Available records:
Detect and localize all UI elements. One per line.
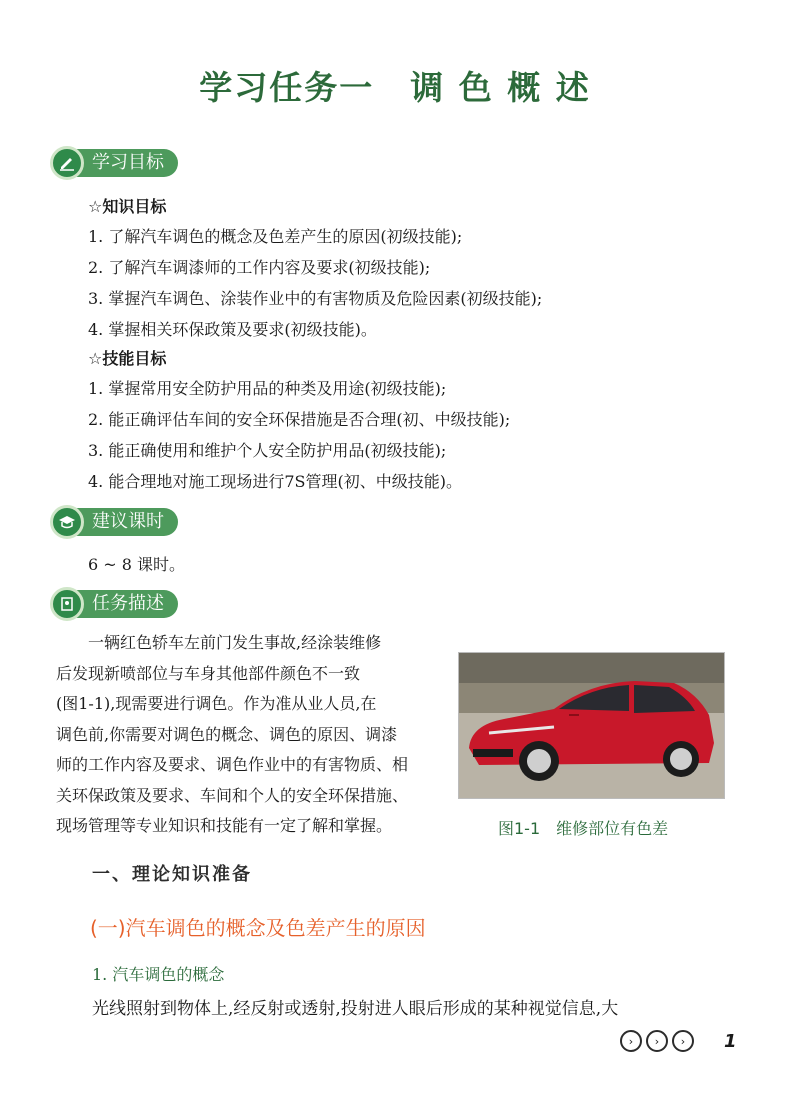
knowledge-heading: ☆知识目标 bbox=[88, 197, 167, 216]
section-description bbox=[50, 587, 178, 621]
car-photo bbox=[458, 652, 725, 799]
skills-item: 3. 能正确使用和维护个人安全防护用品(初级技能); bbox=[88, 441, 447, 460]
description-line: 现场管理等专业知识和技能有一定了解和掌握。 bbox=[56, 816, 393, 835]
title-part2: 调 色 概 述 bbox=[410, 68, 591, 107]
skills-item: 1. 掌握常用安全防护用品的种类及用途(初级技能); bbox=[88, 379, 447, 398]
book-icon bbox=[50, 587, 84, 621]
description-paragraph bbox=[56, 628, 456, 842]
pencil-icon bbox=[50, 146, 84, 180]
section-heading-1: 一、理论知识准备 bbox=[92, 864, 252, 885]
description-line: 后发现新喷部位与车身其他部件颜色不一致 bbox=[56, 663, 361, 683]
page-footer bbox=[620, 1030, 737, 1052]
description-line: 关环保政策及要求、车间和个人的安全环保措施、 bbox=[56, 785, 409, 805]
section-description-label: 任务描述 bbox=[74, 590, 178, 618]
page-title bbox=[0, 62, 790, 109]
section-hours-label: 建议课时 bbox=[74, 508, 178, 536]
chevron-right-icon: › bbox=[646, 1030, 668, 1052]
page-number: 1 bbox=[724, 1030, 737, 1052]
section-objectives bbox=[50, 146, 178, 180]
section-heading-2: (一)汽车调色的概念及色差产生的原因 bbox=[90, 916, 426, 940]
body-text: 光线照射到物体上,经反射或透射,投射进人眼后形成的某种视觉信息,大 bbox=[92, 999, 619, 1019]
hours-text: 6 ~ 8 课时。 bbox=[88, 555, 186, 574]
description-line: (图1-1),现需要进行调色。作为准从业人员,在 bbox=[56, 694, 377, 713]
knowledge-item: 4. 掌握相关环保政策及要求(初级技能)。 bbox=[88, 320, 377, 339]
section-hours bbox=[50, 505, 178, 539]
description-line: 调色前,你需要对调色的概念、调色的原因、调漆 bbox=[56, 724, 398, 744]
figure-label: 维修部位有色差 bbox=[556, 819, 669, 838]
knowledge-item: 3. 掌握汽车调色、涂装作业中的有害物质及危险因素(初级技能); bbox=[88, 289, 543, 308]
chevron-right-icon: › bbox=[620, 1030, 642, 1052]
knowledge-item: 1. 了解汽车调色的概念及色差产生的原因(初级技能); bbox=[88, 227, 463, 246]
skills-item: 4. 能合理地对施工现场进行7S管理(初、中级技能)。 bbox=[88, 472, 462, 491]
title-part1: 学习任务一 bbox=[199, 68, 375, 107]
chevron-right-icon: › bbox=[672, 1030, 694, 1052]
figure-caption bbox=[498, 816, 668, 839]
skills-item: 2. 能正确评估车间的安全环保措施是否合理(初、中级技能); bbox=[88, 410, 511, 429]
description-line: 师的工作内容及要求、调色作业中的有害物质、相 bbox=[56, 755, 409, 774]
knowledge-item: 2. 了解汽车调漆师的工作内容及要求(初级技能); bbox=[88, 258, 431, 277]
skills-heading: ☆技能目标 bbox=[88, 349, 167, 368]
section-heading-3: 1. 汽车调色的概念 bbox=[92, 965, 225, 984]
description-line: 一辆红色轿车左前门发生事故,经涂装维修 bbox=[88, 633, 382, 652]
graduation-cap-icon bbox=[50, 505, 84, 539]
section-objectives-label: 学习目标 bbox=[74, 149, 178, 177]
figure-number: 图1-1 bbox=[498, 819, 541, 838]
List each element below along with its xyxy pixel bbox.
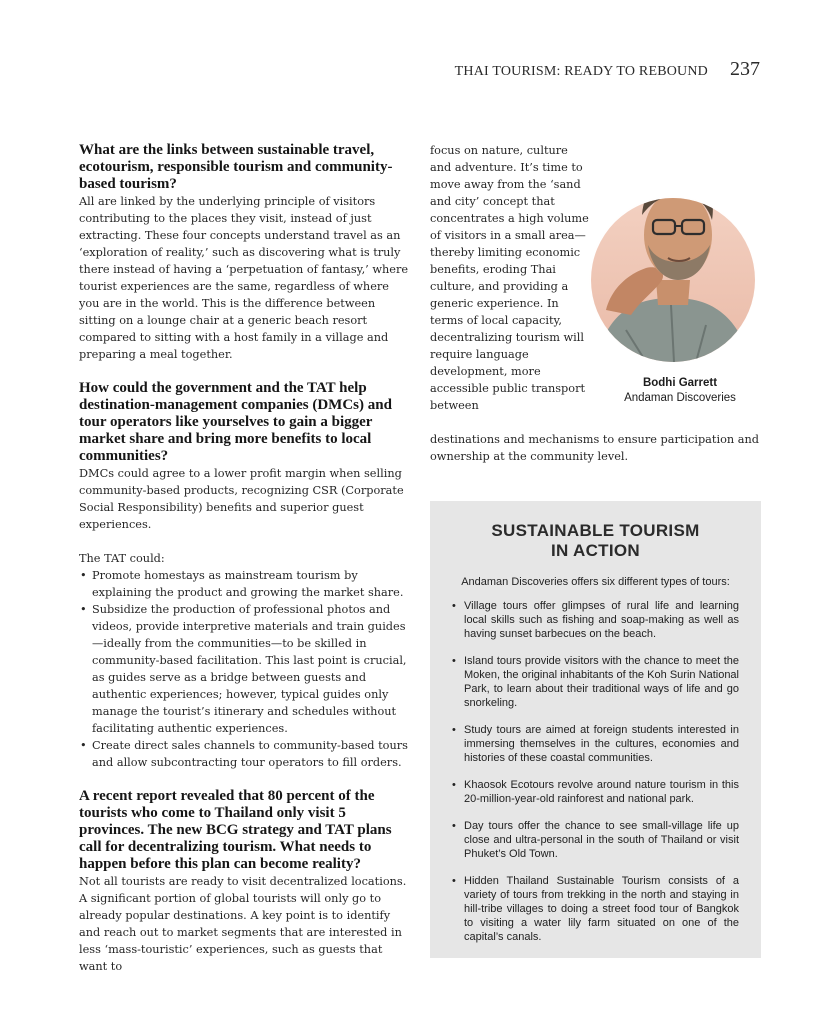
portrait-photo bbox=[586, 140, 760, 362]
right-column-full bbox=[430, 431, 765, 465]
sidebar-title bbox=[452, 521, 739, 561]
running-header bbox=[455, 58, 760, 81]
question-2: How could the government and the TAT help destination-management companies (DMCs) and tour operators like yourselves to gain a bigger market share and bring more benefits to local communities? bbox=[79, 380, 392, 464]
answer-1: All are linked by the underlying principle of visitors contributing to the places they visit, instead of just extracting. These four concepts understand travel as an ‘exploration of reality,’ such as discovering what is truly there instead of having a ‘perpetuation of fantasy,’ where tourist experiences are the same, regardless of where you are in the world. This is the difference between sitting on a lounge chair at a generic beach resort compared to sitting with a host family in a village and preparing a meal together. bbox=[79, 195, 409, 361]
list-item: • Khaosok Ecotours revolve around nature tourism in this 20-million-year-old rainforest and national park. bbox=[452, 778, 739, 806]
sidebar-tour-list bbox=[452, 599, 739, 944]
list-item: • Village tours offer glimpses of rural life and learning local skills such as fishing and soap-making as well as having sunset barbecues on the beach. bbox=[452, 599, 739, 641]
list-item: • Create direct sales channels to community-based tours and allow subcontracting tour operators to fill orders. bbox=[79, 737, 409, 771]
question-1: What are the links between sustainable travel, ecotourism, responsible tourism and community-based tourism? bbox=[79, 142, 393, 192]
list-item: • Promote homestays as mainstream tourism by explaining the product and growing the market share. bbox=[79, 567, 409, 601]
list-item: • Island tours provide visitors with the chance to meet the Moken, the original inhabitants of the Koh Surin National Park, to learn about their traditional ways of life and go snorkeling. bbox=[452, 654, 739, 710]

Task requirements: Lay out every line of the entries above as a Markdown table with columns Row and Line, numbering the rows and skipping blank lines. Leave the pictures out.

Answer to this problem:
| Row | Line |
|---|---|
| 1 | Detect and localize all UI elements. One per line. |
| 2 | knowledge-heading: ☆知识目标 bbox=[88, 197, 167, 216] |
| 3 | section-description bbox=[50, 587, 178, 621] |
| 4 | car-photo bbox=[458, 652, 725, 799] |
| 5 | skills-item: 3. 能正确使用和维护个人安全防护用品(初级技能); bbox=[88, 441, 447, 460] |
| 6 | description-line: 现场管理等专业知识和技能有一定了解和掌握。 bbox=[56, 816, 393, 835] |
| 7 | title-part2: 调 色 概 述 bbox=[410, 68, 591, 107] |
| 8 | skills-item: 1. 掌握常用安全防护用品的种类及用途(初级技能); bbox=[88, 379, 447, 398] |
| 9 | book-icon bbox=[50, 587, 84, 621] |
| 10 | description-paragraph bbox=[56, 628, 456, 842] |
| 11 | pencil-icon bbox=[50, 146, 84, 180] |
| 12 | section-heading-1: 一、理论知识准备 bbox=[92, 864, 252, 885] |
| 13 | description-line: 后发现新喷部位与车身其他部件颜色不一致 bbox=[56, 663, 361, 683] |
| 14 | page-footer bbox=[620, 1030, 737, 1052] |
| 15 | description-line: 关环保政策及要求、车间和个人的安全环保措施、 bbox=[56, 785, 409, 805] |
| 16 | section-description-label: 任务描述 bbox=[74, 590, 178, 618] |
| 17 | page-title bbox=[0, 62, 790, 109] |
| 18 | section-hours-label: 建议课时 bbox=[74, 508, 178, 536] |
| 19 | chevron-right-icon: › bbox=[646, 1030, 668, 1052] |
| 20 | page-number: 1 bbox=[724, 1030, 737, 1052] |
| 21 | section-objectives bbox=[50, 146, 178, 180] |
| 22 | section-heading-2: (一)汽车调色的概念及色差产生的原因 bbox=[90, 916, 426, 940] |
| 23 | body-text: 光线照射到物体上,经反射或透射,投射进人眼后形成的某种视觉信息,大 bbox=[92, 999, 619, 1019] |
| 24 | hours-text: 6 ~ 8 课时。 bbox=[88, 555, 186, 574] |
| 25 | description-line: (图1-1),现需要进行调色。作为准从业人员,在 bbox=[56, 694, 377, 713] |
| 26 | knowledge-item: 4. 掌握相关环保政策及要求(初级技能)。 bbox=[88, 320, 377, 339] |
| 27 | section-hours bbox=[50, 505, 178, 539] |
| 28 | description-line: 调色前,你需要对调色的概念、调色的原因、调漆 bbox=[56, 724, 398, 744] |
| 29 | figure-label: 维修部位有色差 bbox=[556, 819, 669, 838] |
| 30 | knowledge-item: 3. 掌握汽车调色、涂装作业中的有害物质及危险因素(初级技能); bbox=[88, 289, 543, 308] |
| 31 | chevron-right-icon: › bbox=[620, 1030, 642, 1052] |
| 32 | knowledge-item: 1. 了解汽车调色的概念及色差产生的原因(初级技能); bbox=[88, 227, 463, 246] |
| 33 | skills-item: 4. 能合理地对施工现场进行7S管理(初、中级技能)。 bbox=[88, 472, 462, 491] |
| 34 | title-part1: 学习任务一 bbox=[199, 68, 375, 107] |
| 35 | chevron-right-icon: › bbox=[672, 1030, 694, 1052] |
| 36 | figure-caption bbox=[498, 816, 668, 839] |
| 37 | skills-item: 2. 能正确评估车间的安全环保措施是否合理(初、中级技能); bbox=[88, 410, 511, 429] |
| 38 | description-line: 师的工作内容及要求、调色作业中的有害物质、相 bbox=[56, 755, 409, 774] |
| 39 | knowledge-item: 2. 了解汽车调漆师的工作内容及要求(初级技能); bbox=[88, 258, 431, 277] |
| 40 | skills-heading: ☆技能目标 bbox=[88, 349, 167, 368] |
| 41 | section-heading-3: 1. 汽车调色的概念 bbox=[92, 965, 225, 984] |
| 42 | description-line: 一辆红色轿车左前门发生事故,经涂装维修 bbox=[88, 633, 382, 652] |
| 43 | graduation-cap-icon bbox=[50, 505, 84, 539] |
| 44 | section-objectives-label: 学习目标 bbox=[74, 149, 178, 177] |
| 45 | figure-number: 图1-1 bbox=[498, 819, 541, 838] |
| 46 | List each element below along with its xyxy pixel bbox. |
| 47 | portrait-photo bbox=[586, 140, 760, 362] |
| 48 | right-column-full bbox=[430, 431, 765, 465] |
| 49 | sidebar-title bbox=[452, 521, 739, 561] |
| 50 | running-header bbox=[455, 58, 760, 81] |
| 51 | question-2: How could the government and the TAT help destination-management companies (DMCs) and tour operators like yourselves to gain a bigger market share and bring more benefits to local communities? bbox=[79, 380, 392, 464] |
| 52 | answer-1: All are linked by the underlying principle of visitors contributing to the places they visit, instead of just extracting. These four concepts understand travel as an ‘exploration of reality,’ such as discovering what is truly there instead of having a ‘perpetuation of fantasy,’ where tourist experiences are the same, regardless of where you are in the world. This is the difference between sitting on a lounge chair at a generic beach resort compared to sitting with a host family in a village and preparing a meal together. bbox=[79, 195, 409, 361] |
| 53 | list-item: • Khaosok Ecotours revolve around nature tourism in this 20-million-year-old rainforest and national park. bbox=[452, 778, 739, 806] |
| 54 | sidebar-tour-list bbox=[452, 599, 739, 944] |
| 55 | list-item: • Village tours offer glimpses of rural life and learning local skills such as fishing and soap-making as well as having sunset barbecues on the beach. bbox=[452, 599, 739, 641] |
| 56 | list-item: • Create direct sales channels to community-based tours and allow subcontracting tour operators to fill orders. bbox=[79, 737, 409, 771] |
| 57 | question-1: What are the links between sustainable travel, ecotourism, responsible tourism and community-based tourism? bbox=[79, 142, 393, 192] |
| 58 | list-item: • Promote homestays as mainstream tourism by explaining the product and growing the market share. bbox=[79, 567, 409, 601] |
| 59 | list-item: • Island tours provide visitors with the chance to meet the Moken, the original inhabitants of the Koh Surin National Park, to learn about their traditional ways of life and go snorkeling. bbox=[452, 654, 739, 710] |